Task statement:
Filter the entries below, keeping only lines with the word "label".

Record set:
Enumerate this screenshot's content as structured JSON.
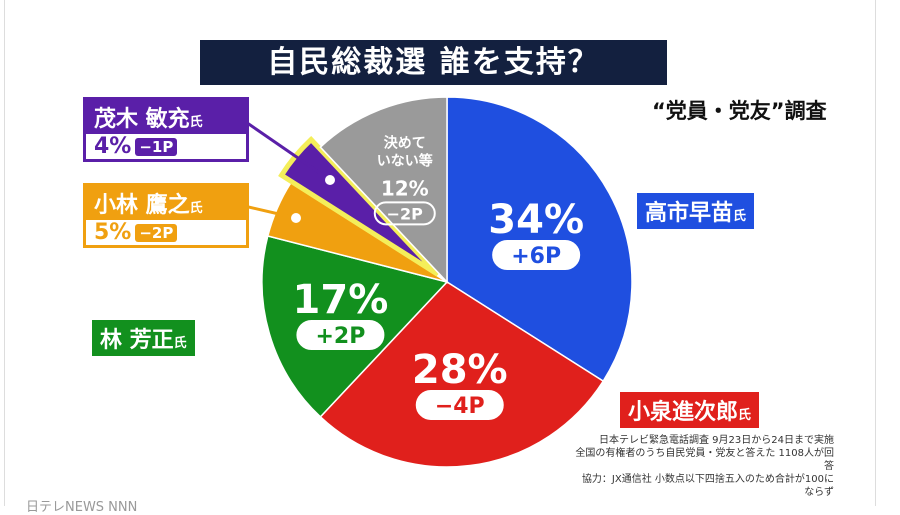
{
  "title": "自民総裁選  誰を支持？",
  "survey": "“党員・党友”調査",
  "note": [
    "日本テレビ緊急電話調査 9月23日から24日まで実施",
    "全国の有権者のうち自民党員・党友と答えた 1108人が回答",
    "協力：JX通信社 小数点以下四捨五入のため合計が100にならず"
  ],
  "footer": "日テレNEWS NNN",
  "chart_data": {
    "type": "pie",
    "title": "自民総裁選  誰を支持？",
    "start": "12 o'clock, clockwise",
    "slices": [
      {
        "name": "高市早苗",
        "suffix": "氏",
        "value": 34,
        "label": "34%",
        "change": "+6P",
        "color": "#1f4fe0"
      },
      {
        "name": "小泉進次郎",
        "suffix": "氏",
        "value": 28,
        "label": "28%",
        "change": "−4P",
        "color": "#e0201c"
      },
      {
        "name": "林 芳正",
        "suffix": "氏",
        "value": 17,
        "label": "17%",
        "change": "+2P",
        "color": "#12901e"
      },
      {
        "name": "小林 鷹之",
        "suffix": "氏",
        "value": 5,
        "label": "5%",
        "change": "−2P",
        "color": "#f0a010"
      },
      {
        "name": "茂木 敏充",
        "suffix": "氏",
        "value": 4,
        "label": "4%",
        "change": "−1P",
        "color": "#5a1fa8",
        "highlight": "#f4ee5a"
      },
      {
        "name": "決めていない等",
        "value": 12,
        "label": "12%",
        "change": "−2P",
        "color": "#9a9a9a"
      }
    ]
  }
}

Result of this task:
        "label": "34%",
        "label": "28%",
        "label": "17%",
        "label": "5%",
        "label": "4%",
        "label": "12%",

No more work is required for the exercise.